A block of data:
-------

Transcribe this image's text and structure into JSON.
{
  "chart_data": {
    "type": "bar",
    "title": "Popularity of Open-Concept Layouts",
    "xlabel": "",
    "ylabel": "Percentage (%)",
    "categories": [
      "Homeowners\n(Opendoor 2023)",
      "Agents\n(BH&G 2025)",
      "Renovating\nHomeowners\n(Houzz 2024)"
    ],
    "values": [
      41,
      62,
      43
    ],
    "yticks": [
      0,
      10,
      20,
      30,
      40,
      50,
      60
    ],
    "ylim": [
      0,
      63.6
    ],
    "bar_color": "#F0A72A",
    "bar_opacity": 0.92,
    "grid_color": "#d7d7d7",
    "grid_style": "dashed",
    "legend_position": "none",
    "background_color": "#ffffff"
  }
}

-------

[EXERCISE DESCRIPTION]
Write the material out again in its entirety, exactly as shown.

[TASK ANSWER]
Transcribe this image's text and structure into JSON.
{
  "chart_data": {
    "type": "bar",
    "title": "Popularity of Open-Concept Layouts",
    "xlabel": "",
    "ylabel": "Percentage (%)",
    "categories": [
      "Homeowners\n(Opendoor 2023)",
      "Agents\n(BH&G 2025)",
      "Renovating\nHomeowners\n(Houzz 2024)"
    ],
    "values": [
      41,
      62,
      43
    ],
    "yticks": [
      0,
      10,
      20,
      30,
      40,
      50,
      60
    ],
    "ylim": [
      0,
      63.6
    ],
    "bar_color": "#F0A72A",
    "bar_opacity": 0.92,
    "grid_color": "#d7d7d7",
    "grid_style": "dashed",
    "legend_position": "none",
    "background_color": "#ffffff"
  }
}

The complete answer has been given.